
  9. I think Suicide Squad is a great example of having characters that aren't given a chance to show why they were needed in the story. Although some of the characters were "used" to some extent, they were not given their "special moment." A special moment should be one that utilises a person's special skills. Imagine a film of Superman where he didn't use any of his special powers. There would really be no need for it to be Superman. In a film like Suicide squad, they should come up against obstacles where a particular character's special ability is the only way to overcome it. It could be argued that Boomerang, Slipknot and Katana do not really have very impressive Superhero skills, but it shows weakness in the writing to have them if they are not needed for the story. If they are lame characters with lame skills it is saying the story is lame and the writer could do nothing with it.

  10. Hi, I like the Q&A videos and would like to add a question: I would like to set my mystery/thriller in my actual home town. Are there are special considerations to be taken when setting a story in a real place? Also, what considerations (if any) are needed when creating a fictional setting that still exists in the real world (Example: fictional city, but exists in the real state of Florida?). Thanks!

  11. Hello Ellen, the book Im currently writing is a coming of age story but I keep getting stuck on some of the dialog. I want my characters to be angsty and rebellious but they just sound like whiny little kids most of the time. Any tips and/or good examples of teenage characters done well?

◆ ◆ ◆ ◆ ◆ ◆ ◆

[Task]
Translate this sentence from the comments on writing into Spanish: "Imagine a film of Superman where he didn't use any of his special powers." Rely only on the text for the work.

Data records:
◆ ◆ ◆ ◆ ◆ ◆ ◆

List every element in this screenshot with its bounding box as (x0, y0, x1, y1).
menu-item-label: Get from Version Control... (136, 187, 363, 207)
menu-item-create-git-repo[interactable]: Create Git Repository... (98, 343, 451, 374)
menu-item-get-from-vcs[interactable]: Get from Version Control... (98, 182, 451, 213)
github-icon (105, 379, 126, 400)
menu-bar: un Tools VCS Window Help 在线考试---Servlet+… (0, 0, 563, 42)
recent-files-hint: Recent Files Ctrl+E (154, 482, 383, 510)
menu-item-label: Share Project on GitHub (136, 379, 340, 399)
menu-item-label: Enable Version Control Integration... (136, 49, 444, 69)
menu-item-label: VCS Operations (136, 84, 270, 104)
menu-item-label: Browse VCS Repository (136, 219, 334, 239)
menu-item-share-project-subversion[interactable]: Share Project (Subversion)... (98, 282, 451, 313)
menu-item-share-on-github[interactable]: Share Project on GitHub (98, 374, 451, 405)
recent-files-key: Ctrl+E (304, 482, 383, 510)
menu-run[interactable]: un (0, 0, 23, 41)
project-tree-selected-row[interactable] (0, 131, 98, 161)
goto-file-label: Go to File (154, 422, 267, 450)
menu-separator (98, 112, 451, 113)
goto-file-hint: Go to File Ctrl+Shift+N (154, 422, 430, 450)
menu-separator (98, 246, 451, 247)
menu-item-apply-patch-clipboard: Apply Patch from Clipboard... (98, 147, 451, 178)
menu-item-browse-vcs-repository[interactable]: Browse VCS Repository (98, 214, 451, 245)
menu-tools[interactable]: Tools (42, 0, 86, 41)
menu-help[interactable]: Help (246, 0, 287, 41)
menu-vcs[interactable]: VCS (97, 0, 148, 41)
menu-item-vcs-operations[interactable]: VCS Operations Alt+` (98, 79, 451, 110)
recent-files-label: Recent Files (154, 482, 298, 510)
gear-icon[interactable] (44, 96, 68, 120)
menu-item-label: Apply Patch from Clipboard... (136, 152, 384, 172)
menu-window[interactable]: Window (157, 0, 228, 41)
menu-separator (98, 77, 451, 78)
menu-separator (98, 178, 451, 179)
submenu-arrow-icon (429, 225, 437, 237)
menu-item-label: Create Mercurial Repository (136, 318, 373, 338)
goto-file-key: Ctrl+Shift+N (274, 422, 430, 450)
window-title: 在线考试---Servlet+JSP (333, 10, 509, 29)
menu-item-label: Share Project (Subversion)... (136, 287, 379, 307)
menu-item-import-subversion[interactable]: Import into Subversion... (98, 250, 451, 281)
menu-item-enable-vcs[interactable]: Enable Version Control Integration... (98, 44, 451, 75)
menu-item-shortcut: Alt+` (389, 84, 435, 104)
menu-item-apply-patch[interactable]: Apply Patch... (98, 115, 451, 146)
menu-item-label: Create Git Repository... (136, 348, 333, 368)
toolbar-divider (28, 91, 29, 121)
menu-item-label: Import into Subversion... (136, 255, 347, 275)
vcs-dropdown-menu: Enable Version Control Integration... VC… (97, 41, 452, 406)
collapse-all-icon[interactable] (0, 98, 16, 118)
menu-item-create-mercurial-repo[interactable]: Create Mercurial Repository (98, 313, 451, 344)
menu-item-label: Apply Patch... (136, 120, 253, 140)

◆ ◆ ◆ ◆ ◆ ◆ ◆

[Written solution]
Imagina una película de Superman en la que no usara ninguno de sus poderes especiales.